— Stated task —
Identify and copy all lines of the material where the string "Regional" is found.

###

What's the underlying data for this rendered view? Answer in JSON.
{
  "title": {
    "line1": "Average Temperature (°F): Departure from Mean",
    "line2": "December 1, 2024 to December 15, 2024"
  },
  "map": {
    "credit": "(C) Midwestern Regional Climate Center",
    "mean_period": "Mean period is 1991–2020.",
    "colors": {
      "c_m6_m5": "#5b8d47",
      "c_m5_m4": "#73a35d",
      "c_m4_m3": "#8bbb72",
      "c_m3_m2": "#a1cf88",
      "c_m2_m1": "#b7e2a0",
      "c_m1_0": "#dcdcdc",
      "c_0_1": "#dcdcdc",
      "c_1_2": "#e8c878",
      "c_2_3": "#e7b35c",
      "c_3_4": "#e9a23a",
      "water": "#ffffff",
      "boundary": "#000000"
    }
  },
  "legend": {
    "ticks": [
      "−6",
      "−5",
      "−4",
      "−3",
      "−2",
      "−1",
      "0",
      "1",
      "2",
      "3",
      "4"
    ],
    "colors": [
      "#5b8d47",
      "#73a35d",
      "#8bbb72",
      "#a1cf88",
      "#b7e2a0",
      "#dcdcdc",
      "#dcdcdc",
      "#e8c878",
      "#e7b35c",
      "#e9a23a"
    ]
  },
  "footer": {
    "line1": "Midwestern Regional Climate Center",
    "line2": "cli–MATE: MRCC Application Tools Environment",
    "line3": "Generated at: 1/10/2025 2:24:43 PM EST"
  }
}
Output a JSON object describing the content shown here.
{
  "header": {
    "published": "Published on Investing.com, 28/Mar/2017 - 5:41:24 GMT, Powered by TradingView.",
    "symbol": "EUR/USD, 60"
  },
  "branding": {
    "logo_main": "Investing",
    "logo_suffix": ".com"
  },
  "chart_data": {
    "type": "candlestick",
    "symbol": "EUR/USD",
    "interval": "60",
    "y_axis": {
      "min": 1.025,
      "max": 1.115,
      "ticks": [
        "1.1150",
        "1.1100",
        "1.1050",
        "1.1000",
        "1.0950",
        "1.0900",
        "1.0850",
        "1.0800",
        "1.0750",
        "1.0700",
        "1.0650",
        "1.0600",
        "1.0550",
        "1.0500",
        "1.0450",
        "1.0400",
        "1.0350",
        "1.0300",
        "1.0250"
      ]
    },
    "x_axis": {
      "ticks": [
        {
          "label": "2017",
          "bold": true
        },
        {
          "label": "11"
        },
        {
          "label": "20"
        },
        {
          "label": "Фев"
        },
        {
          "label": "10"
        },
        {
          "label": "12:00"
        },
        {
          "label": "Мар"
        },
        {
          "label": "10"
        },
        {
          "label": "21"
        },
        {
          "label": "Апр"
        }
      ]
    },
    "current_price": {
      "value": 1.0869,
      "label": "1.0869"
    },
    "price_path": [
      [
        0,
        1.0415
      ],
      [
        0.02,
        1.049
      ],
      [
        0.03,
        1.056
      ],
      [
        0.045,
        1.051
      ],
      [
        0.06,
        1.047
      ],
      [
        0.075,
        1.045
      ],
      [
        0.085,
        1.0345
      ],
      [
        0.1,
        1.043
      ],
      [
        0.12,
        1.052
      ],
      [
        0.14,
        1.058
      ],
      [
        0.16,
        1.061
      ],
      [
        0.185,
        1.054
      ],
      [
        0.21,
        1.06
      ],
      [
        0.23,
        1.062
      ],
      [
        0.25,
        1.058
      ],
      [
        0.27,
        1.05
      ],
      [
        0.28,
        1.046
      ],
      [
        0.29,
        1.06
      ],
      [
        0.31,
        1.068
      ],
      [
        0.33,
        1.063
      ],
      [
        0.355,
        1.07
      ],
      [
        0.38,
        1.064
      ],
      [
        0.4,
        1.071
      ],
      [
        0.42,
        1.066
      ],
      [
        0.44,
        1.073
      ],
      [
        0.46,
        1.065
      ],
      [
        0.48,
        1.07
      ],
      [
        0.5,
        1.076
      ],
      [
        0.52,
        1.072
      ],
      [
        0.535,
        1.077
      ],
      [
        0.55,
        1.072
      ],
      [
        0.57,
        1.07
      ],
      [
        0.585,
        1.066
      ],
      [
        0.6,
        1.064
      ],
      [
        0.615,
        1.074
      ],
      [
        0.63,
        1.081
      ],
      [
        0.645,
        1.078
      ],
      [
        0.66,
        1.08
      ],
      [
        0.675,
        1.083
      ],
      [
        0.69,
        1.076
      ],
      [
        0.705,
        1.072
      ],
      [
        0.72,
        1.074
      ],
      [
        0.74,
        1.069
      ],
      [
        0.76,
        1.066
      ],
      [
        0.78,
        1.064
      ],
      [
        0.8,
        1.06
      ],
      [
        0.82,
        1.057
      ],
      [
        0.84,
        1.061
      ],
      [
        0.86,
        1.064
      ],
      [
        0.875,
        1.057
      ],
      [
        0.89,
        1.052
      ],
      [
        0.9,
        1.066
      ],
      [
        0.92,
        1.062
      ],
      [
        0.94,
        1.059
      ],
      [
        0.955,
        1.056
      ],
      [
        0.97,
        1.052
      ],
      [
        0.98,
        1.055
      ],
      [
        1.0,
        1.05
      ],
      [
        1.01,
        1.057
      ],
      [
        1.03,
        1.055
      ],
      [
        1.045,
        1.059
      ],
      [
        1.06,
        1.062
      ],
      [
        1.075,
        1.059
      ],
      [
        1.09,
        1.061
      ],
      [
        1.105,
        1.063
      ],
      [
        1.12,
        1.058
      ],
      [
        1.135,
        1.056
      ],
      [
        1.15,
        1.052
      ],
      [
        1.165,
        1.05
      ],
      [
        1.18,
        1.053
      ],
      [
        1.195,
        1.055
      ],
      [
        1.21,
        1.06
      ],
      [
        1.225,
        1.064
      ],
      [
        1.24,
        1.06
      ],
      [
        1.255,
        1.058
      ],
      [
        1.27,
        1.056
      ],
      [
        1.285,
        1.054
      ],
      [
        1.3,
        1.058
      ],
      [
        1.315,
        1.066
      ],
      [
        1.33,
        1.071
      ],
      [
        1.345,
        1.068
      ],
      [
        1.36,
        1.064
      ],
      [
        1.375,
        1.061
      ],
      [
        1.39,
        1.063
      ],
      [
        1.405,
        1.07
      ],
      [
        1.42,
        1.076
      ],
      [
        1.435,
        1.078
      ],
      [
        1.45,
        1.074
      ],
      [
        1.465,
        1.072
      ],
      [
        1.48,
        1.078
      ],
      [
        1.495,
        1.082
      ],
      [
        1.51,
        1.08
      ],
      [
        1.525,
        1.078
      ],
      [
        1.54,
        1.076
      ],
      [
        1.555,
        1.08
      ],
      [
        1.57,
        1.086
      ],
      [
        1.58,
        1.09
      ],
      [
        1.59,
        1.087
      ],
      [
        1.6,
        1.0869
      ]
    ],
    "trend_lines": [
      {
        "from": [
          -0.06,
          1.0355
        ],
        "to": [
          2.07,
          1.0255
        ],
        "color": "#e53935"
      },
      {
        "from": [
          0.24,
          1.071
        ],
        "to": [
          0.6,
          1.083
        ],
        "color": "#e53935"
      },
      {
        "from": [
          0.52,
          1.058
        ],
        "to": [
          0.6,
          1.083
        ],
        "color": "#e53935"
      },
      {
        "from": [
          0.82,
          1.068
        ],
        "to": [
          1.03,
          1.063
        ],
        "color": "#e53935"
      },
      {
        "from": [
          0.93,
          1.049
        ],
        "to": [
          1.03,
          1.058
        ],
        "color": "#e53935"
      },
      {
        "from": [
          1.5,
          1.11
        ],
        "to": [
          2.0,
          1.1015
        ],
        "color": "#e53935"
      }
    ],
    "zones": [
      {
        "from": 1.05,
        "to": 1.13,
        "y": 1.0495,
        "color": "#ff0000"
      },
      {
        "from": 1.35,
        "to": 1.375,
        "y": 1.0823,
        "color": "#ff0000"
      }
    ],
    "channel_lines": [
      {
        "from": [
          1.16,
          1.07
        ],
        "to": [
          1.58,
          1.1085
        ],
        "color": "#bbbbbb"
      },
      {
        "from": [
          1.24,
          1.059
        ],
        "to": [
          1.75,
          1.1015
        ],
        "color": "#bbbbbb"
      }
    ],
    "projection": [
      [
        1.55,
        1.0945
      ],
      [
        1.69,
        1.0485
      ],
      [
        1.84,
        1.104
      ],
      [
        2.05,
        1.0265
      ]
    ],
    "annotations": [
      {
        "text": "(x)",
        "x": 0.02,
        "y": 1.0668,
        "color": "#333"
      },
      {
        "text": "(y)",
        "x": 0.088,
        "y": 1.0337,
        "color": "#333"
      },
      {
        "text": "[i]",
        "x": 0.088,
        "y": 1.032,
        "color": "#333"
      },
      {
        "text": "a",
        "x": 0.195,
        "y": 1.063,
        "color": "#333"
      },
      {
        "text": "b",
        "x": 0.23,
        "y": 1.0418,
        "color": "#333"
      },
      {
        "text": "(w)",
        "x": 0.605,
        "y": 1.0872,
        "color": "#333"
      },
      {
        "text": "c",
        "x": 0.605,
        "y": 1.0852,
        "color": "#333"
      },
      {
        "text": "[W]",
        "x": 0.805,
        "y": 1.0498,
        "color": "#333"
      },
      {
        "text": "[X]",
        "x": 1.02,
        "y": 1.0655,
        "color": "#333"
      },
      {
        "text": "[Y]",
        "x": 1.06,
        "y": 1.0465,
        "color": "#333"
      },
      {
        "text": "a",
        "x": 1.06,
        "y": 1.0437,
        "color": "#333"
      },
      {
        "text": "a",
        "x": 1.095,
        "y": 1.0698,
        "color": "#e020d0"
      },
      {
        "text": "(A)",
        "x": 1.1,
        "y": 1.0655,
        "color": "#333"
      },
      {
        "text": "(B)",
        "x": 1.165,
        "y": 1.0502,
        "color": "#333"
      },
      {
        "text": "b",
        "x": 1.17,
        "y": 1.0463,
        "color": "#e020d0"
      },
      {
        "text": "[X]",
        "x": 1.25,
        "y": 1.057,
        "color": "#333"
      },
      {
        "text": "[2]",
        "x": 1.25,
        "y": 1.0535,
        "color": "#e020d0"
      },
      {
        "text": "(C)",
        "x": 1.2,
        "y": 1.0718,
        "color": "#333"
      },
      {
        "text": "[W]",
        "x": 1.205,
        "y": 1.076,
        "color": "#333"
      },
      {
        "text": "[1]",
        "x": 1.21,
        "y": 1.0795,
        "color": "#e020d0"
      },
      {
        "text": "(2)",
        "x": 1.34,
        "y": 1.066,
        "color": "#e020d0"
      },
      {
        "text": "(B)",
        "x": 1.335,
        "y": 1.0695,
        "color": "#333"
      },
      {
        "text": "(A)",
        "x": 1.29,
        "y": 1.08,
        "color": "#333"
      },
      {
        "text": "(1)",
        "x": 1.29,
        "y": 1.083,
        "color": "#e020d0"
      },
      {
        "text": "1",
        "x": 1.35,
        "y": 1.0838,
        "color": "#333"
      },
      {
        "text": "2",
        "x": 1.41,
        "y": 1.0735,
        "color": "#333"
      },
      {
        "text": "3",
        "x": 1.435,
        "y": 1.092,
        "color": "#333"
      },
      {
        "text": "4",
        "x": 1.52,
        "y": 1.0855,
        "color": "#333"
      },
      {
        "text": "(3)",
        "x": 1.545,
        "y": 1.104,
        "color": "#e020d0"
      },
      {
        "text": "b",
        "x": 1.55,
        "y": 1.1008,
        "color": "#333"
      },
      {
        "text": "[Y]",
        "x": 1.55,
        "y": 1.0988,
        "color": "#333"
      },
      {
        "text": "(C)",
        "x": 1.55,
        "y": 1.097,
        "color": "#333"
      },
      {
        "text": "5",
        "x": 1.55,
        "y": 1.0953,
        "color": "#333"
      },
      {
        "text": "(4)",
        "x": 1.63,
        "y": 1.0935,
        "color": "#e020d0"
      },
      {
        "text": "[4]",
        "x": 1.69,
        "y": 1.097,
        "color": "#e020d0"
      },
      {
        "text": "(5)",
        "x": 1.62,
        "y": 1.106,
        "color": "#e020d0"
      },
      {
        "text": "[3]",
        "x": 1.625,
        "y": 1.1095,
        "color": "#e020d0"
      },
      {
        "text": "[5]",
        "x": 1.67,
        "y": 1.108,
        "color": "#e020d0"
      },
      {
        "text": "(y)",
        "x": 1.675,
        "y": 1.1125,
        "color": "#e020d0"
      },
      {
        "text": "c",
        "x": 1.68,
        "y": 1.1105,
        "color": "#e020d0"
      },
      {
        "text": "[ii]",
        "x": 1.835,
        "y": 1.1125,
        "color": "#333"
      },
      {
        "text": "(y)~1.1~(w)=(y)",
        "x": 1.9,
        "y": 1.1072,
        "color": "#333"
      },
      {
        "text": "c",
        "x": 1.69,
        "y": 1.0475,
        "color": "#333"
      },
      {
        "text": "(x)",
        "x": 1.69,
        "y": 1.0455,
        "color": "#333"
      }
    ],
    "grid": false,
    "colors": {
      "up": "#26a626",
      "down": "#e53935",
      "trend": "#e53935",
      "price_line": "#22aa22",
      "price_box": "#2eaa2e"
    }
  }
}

###

— Exercise solution —
    "credit": "(C) Midwestern Regional Climate Center",
    "line1": "Midwestern Regional Climate Center",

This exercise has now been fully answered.